Given passage
========================

What are Cue-Based Feeds?

Feedings offered by mouth based on your baby’s cues (signs) that he/she is ready and interested in bottle feeding. It is infant driven, flexible, safe, and emphasizes quality over quantity. Feeding readiness is determined by your baby’s hunger and stress behavior and how your baby sucks on the nipple. The goal is to lessen and prevent your baby’s stress while PO feeding. Babies need to learn how to coordinate sucking, swallowing, and breathing, which takes a lot of practice and patience. This typically starts around 32-34 weeks gestation. Cue-based feedings follow the developmental progression of oral motor and sensory skills. Nurses and therapists will work with parents to learn their baby’s hunger signs, stress cues, and techniques to properly and safely feed their baby.

========================

Input data
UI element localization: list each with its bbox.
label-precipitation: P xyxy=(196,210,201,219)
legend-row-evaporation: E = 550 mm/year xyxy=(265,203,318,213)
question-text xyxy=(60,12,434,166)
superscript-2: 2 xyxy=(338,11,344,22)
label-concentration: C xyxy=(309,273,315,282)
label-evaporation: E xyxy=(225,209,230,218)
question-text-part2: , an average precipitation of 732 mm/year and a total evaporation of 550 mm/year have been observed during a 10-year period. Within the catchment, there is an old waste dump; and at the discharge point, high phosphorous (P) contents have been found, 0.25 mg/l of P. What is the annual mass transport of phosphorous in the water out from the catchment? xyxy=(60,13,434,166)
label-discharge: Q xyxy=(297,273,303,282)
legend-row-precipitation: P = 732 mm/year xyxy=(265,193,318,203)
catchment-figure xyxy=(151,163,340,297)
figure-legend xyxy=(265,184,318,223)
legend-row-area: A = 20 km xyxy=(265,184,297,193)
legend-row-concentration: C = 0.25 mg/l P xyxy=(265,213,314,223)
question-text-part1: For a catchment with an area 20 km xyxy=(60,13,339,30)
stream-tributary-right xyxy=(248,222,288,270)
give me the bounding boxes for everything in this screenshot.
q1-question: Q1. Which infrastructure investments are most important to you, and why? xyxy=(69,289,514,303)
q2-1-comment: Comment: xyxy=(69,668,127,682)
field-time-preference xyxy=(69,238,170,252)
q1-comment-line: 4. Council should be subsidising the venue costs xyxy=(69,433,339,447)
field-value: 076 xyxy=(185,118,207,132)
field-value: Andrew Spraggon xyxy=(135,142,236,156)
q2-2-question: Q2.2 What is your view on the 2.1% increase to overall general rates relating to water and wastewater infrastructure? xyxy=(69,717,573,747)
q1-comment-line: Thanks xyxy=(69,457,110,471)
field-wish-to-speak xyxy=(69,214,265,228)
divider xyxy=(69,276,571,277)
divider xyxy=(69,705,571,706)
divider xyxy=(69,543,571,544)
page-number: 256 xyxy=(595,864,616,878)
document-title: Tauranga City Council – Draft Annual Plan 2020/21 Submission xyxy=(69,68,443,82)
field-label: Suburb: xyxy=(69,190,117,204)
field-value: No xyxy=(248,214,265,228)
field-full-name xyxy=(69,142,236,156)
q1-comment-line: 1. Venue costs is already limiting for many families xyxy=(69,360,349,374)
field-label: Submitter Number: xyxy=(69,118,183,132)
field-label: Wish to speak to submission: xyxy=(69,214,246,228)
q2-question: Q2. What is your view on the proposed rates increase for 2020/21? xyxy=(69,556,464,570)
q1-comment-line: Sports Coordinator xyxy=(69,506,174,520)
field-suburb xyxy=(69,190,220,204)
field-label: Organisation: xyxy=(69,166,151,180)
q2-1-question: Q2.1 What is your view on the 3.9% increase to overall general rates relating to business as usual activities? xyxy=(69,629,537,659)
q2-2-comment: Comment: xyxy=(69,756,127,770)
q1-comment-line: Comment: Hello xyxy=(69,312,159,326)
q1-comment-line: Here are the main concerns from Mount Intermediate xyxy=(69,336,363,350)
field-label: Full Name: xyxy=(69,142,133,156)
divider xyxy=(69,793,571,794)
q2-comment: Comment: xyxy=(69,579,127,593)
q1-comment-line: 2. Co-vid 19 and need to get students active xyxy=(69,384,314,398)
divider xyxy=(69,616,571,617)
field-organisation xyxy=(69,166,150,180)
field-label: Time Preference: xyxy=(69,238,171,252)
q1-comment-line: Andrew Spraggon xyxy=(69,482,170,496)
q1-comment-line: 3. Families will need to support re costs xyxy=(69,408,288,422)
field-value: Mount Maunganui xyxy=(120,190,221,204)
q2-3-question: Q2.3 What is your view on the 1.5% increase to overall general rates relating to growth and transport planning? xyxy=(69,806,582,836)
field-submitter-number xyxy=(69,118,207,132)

========================

Assignment
Could you repeat the passage on cue-based feeds word for word, from its opening question to its final sentence?

Written response
What are Cue-Based Feeds?

Feedings offered by mouth based on your baby’s cues (signs) that he/she is ready and interested in bottle feeding. It is infant driven, flexible, safe, and emphasizes quality over quantity. Feeding readiness is determined by your baby’s hunger and stress behavior and how your baby sucks on the nipple. The goal is to lessen and prevent your baby’s stress while PO feeding. Babies need to learn how to coordinate sucking, swallowing, and breathing, which takes a lot of practice and patience. This typically starts around 32-34 weeks gestation. Cue-based feedings follow the developmental progression of oral motor and sensory skills. Nurses and therapists will work with parents to learn their baby’s hunger signs, stress cues, and techniques to properly and safely feed their baby.